(Extracts from a graphics dataset)
— START —

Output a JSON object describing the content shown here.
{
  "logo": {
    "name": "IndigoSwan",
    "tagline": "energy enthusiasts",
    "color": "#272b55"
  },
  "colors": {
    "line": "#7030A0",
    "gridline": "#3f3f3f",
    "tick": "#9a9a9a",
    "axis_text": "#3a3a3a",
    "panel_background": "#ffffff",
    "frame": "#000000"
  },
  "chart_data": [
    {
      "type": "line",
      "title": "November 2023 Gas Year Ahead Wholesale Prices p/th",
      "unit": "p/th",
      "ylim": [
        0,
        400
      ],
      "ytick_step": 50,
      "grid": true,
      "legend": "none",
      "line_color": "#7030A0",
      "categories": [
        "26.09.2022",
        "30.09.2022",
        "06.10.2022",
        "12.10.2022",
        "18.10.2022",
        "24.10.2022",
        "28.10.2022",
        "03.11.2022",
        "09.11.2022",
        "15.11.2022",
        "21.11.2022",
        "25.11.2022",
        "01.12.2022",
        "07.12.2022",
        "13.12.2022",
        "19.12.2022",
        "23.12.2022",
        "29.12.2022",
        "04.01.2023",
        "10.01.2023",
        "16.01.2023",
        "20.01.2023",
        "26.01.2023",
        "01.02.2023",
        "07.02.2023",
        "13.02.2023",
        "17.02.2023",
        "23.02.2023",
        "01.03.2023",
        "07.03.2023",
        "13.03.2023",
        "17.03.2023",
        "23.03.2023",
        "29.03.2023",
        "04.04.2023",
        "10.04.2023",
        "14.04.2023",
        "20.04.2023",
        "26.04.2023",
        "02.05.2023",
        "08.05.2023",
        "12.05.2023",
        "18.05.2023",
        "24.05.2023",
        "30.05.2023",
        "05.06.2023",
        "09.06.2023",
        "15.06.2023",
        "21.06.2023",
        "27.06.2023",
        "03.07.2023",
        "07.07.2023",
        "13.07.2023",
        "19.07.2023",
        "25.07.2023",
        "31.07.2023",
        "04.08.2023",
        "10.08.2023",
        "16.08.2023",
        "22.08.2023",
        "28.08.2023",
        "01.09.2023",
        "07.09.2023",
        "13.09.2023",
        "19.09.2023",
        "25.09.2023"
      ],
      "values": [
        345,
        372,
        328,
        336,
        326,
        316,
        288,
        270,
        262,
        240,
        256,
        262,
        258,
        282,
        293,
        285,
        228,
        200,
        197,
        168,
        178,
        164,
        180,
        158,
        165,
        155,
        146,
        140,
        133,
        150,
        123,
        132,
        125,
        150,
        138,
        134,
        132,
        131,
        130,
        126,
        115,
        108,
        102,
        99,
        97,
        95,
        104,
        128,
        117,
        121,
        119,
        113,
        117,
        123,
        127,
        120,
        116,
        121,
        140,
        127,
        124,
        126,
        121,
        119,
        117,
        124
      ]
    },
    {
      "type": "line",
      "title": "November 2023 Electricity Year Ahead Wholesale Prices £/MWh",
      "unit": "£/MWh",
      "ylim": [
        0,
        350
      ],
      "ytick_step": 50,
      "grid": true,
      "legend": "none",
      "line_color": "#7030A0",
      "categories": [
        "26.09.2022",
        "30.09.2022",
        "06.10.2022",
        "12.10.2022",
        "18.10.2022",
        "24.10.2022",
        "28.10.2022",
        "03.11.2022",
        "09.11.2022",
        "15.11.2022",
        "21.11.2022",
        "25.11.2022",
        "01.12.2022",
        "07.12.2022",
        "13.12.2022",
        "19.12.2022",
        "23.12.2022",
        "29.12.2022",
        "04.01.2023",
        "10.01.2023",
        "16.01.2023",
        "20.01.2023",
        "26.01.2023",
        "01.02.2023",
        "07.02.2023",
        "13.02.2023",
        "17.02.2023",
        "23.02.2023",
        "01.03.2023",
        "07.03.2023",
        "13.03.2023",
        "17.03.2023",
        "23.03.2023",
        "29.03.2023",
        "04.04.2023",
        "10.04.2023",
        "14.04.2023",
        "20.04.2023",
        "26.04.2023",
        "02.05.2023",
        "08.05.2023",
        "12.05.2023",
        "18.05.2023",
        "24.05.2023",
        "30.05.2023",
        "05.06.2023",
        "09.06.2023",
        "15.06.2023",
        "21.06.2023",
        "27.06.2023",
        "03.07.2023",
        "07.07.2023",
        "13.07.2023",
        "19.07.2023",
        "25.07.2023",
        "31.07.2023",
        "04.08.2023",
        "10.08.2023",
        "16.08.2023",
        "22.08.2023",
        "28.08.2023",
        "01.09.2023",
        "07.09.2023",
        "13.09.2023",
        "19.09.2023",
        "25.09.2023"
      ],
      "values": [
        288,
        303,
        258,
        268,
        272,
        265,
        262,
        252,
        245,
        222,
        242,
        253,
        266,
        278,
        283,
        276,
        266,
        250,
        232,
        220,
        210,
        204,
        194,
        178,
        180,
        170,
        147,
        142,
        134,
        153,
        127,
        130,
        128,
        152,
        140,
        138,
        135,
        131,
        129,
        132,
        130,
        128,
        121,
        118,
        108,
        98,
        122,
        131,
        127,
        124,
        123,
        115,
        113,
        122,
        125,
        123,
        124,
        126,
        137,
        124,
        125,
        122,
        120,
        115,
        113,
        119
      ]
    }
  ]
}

— END —

Recopy the whole listing exactly.

## Answer to this problem
Output a JSON object describing the content shown here.
{
  "logo": {
    "name": "IndigoSwan",
    "tagline": "energy enthusiasts",
    "color": "#272b55"
  },
  "colors": {
    "line": "#7030A0",
    "gridline": "#3f3f3f",
    "tick": "#9a9a9a",
    "axis_text": "#3a3a3a",
    "panel_background": "#ffffff",
    "frame": "#000000"
  },
  "chart_data": [
    {
      "type": "line",
      "title": "November 2023 Gas Year Ahead Wholesale Prices p/th",
      "unit": "p/th",
      "ylim": [
        0,
        400
      ],
      "ytick_step": 50,
      "grid": true,
      "legend": "none",
      "line_color": "#7030A0",
      "categories": [
        "26.09.2022",
        "30.09.2022",
        "06.10.2022",
        "12.10.2022",
        "18.10.2022",
        "24.10.2022",
        "28.10.2022",
        "03.11.2022",
        "09.11.2022",
        "15.11.2022",
        "21.11.2022",
        "25.11.2022",
        "01.12.2022",
        "07.12.2022",
        "13.12.2022",
        "19.12.2022",
        "23.12.2022",
        "29.12.2022",
        "04.01.2023",
        "10.01.2023",
        "16.01.2023",
        "20.01.2023",
        "26.01.2023",
        "01.02.2023",
        "07.02.2023",
        "13.02.2023",
        "17.02.2023",
        "23.02.2023",
        "01.03.2023",
        "07.03.2023",
        "13.03.2023",
        "17.03.2023",
        "23.03.2023",
        "29.03.2023",
        "04.04.2023",
        "10.04.2023",
        "14.04.2023",
        "20.04.2023",
        "26.04.2023",
        "02.05.2023",
        "08.05.2023",
        "12.05.2023",
        "18.05.2023",
        "24.05.2023",
        "30.05.2023",
        "05.06.2023",
        "09.06.2023",
        "15.06.2023",
        "21.06.2023",
        "27.06.2023",
        "03.07.2023",
        "07.07.2023",
        "13.07.2023",
        "19.07.2023",
        "25.07.2023",
        "31.07.2023",
        "04.08.2023",
        "10.08.2023",
        "16.08.2023",
        "22.08.2023",
        "28.08.2023",
        "01.09.2023",
        "07.09.2023",
        "13.09.2023",
        "19.09.2023",
        "25.09.2023"
      ],
      "values": [
        345,
        372,
        328,
        336,
        326,
        316,
        288,
        270,
        262,
        240,
        256,
        262,
        258,
        282,
        293,
        285,
        228,
        200,
        197,
        168,
        178,
        164,
        180,
        158,
        165,
        155,
        146,
        140,
        133,
        150,
        123,
        132,
        125,
        150,
        138,
        134,
        132,
        131,
        130,
        126,
        115,
        108,
        102,
        99,
        97,
        95,
        104,
        128,
        117,
        121,
        119,
        113,
        117,
        123,
        127,
        120,
        116,
        121,
        140,
        127,
        124,
        126,
        121,
        119,
        117,
        124
      ]
    },
    {
      "type": "line",
      "title": "November 2023 Electricity Year Ahead Wholesale Prices £/MWh",
      "unit": "£/MWh",
      "ylim": [
        0,
        350
      ],
      "ytick_step": 50,
      "grid": true,
      "legend": "none",
      "line_color": "#7030A0",
      "categories": [
        "26.09.2022",
        "30.09.2022",
        "06.10.2022",
        "12.10.2022",
        "18.10.2022",
        "24.10.2022",
        "28.10.2022",
        "03.11.2022",
        "09.11.2022",
        "15.11.2022",
        "21.11.2022",
        "25.11.2022",
        "01.12.2022",
        "07.12.2022",
        "13.12.2022",
        "19.12.2022",
        "23.12.2022",
        "29.12.2022",
        "04.01.2023",
        "10.01.2023",
        "16.01.2023",
        "20.01.2023",
        "26.01.2023",
        "01.02.2023",
        "07.02.2023",
        "13.02.2023",
        "17.02.2023",
        "23.02.2023",
        "01.03.2023",
        "07.03.2023",
        "13.03.2023",
        "17.03.2023",
        "23.03.2023",
        "29.03.2023",
        "04.04.2023",
        "10.04.2023",
        "14.04.2023",
        "20.04.2023",
        "26.04.2023",
        "02.05.2023",
        "08.05.2023",
        "12.05.2023",
        "18.05.2023",
        "24.05.2023",
        "30.05.2023",
        "05.06.2023",
        "09.06.2023",
        "15.06.2023",
        "21.06.2023",
        "27.06.2023",
        "03.07.2023",
        "07.07.2023",
        "13.07.2023",
        "19.07.2023",
        "25.07.2023",
        "31.07.2023",
        "04.08.2023",
        "10.08.2023",
        "16.08.2023",
        "22.08.2023",
        "28.08.2023",
        "01.09.2023",
        "07.09.2023",
        "13.09.2023",
        "19.09.2023",
        "25.09.2023"
      ],
      "values": [
        288,
        303,
        258,
        268,
        272,
        265,
        262,
        252,
        245,
        222,
        242,
        253,
        266,
        278,
        283,
        276,
        266,
        250,
        232,
        220,
        210,
        204,
        194,
        178,
        180,
        170,
        147,
        142,
        134,
        153,
        127,
        130,
        128,
        152,
        140,
        138,
        135,
        131,
        129,
        132,
        130,
        128,
        121,
        118,
        108,
        98,
        122,
        131,
        127,
        124,
        123,
        115,
        113,
        122,
        125,
        123,
        124,
        126,
        137,
        124,
        125,
        122,
        120,
        115,
        113,
        119
      ]
    }
  ]
}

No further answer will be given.